[Stored entries]

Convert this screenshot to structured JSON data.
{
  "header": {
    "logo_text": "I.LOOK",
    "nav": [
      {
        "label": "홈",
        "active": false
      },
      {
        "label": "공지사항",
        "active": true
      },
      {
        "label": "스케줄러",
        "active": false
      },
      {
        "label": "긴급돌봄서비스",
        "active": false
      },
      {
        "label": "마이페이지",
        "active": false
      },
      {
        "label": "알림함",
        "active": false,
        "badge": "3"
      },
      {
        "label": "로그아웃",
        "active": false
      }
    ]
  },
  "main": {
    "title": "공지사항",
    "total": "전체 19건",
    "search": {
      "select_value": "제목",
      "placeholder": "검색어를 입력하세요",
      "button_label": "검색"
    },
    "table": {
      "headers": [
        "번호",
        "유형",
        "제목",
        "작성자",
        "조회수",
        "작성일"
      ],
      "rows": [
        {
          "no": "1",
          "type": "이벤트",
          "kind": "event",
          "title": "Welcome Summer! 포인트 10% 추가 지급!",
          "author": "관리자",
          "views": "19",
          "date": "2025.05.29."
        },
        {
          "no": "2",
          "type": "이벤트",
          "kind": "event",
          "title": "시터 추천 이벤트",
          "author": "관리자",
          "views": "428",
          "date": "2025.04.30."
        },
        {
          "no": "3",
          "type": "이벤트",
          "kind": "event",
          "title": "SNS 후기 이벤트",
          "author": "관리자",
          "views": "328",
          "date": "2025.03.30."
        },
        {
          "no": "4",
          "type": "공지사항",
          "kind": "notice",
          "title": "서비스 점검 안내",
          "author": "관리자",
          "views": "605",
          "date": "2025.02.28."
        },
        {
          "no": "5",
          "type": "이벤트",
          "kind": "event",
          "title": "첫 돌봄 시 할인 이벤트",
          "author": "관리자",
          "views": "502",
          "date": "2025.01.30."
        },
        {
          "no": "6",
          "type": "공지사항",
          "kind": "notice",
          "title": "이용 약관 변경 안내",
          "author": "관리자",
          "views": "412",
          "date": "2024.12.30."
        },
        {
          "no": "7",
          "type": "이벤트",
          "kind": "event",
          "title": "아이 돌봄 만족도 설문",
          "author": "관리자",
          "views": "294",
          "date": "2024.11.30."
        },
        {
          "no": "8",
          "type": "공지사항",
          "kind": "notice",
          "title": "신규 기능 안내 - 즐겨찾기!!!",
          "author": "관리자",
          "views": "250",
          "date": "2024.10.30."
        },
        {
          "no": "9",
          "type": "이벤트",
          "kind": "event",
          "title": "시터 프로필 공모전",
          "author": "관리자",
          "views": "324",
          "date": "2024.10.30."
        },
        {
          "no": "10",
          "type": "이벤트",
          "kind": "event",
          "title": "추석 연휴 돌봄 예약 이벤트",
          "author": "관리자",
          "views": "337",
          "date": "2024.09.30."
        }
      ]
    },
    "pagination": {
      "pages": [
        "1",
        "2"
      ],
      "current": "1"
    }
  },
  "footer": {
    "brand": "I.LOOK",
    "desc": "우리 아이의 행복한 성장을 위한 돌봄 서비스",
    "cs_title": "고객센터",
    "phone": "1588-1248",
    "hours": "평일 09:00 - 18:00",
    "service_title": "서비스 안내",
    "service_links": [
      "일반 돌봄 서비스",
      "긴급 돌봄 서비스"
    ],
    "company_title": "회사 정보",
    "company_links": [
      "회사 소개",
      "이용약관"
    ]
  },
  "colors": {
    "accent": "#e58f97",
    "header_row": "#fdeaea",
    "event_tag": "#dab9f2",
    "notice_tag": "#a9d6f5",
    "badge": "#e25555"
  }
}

• **PROBLEM TO SOLVE**:
Reproduce all of the records exactly.

• **EXERCISE RESULT**:
Convert this screenshot to structured JSON data.
{
  "header": {
    "logo_text": "I.LOOK",
    "nav": [
      {
        "label": "홈",
        "active": false
      },
      {
        "label": "공지사항",
        "active": true
      },
      {
        "label": "스케줄러",
        "active": false
      },
      {
        "label": "긴급돌봄서비스",
        "active": false
      },
      {
        "label": "마이페이지",
        "active": false
      },
      {
        "label": "알림함",
        "active": false,
        "badge": "3"
      },
      {
        "label": "로그아웃",
        "active": false
      }
    ]
  },
  "main": {
    "title": "공지사항",
    "total": "전체 19건",
    "search": {
      "select_value": "제목",
      "placeholder": "검색어를 입력하세요",
      "button_label": "검색"
    },
    "table": {
      "headers": [
        "번호",
        "유형",
        "제목",
        "작성자",
        "조회수",
        "작성일"
      ],
      "rows": [
        {
          "no": "1",
          "type": "이벤트",
          "kind": "event",
          "title": "Welcome Summer! 포인트 10% 추가 지급!",
          "author": "관리자",
          "views": "19",
          "date": "2025.05.29."
        },
        {
          "no": "2",
          "type": "이벤트",
          "kind": "event",
          "title": "시터 추천 이벤트",
          "author": "관리자",
          "views": "428",
          "date": "2025.04.30."
        },
        {
          "no": "3",
          "type": "이벤트",
          "kind": "event",
          "title": "SNS 후기 이벤트",
          "author": "관리자",
          "views": "328",
          "date": "2025.03.30."
        },
        {
          "no": "4",
          "type": "공지사항",
          "kind": "notice",
          "title": "서비스 점검 안내",
          "author": "관리자",
          "views": "605",
          "date": "2025.02.28."
        },
        {
          "no": "5",
          "type": "이벤트",
          "kind": "event",
          "title": "첫 돌봄 시 할인 이벤트",
          "author": "관리자",
          "views": "502",
          "date": "2025.01.30."
        },
        {
          "no": "6",
          "type": "공지사항",
          "kind": "notice",
          "title": "이용 약관 변경 안내",
          "author": "관리자",
          "views": "412",
          "date": "2024.12.30."
        },
        {
          "no": "7",
          "type": "이벤트",
          "kind": "event",
          "title": "아이 돌봄 만족도 설문",
          "author": "관리자",
          "views": "294",
          "date": "2024.11.30."
        },
        {
          "no": "8",
          "type": "공지사항",
          "kind": "notice",
          "title": "신규 기능 안내 - 즐겨찾기!!!",
          "author": "관리자",
          "views": "250",
          "date": "2024.10.30."
        },
        {
          "no": "9",
          "type": "이벤트",
          "kind": "event",
          "title": "시터 프로필 공모전",
          "author": "관리자",
          "views": "324",
          "date": "2024.10.30."
        },
        {
          "no": "10",
          "type": "이벤트",
          "kind": "event",
          "title": "추석 연휴 돌봄 예약 이벤트",
          "author": "관리자",
          "views": "337",
          "date": "2024.09.30."
        }
      ]
    },
    "pagination": {
      "pages": [
        "1",
        "2"
      ],
      "current": "1"
    }
  },
  "footer": {
    "brand": "I.LOOK",
    "desc": "우리 아이의 행복한 성장을 위한 돌봄 서비스",
    "cs_title": "고객센터",
    "phone": "1588-1248",
    "hours": "평일 09:00 - 18:00",
    "service_title": "서비스 안내",
    "service_links": [
      "일반 돌봄 서비스",
      "긴급 돌봄 서비스"
    ],
    "company_title": "회사 정보",
    "company_links": [
      "회사 소개",
      "이용약관"
    ]
  },
  "colors": {
    "accent": "#e58f97",
    "header_row": "#fdeaea",
    "event_tag": "#dab9f2",
    "notice_tag": "#a9d6f5",
    "badge": "#e25555"
  }
}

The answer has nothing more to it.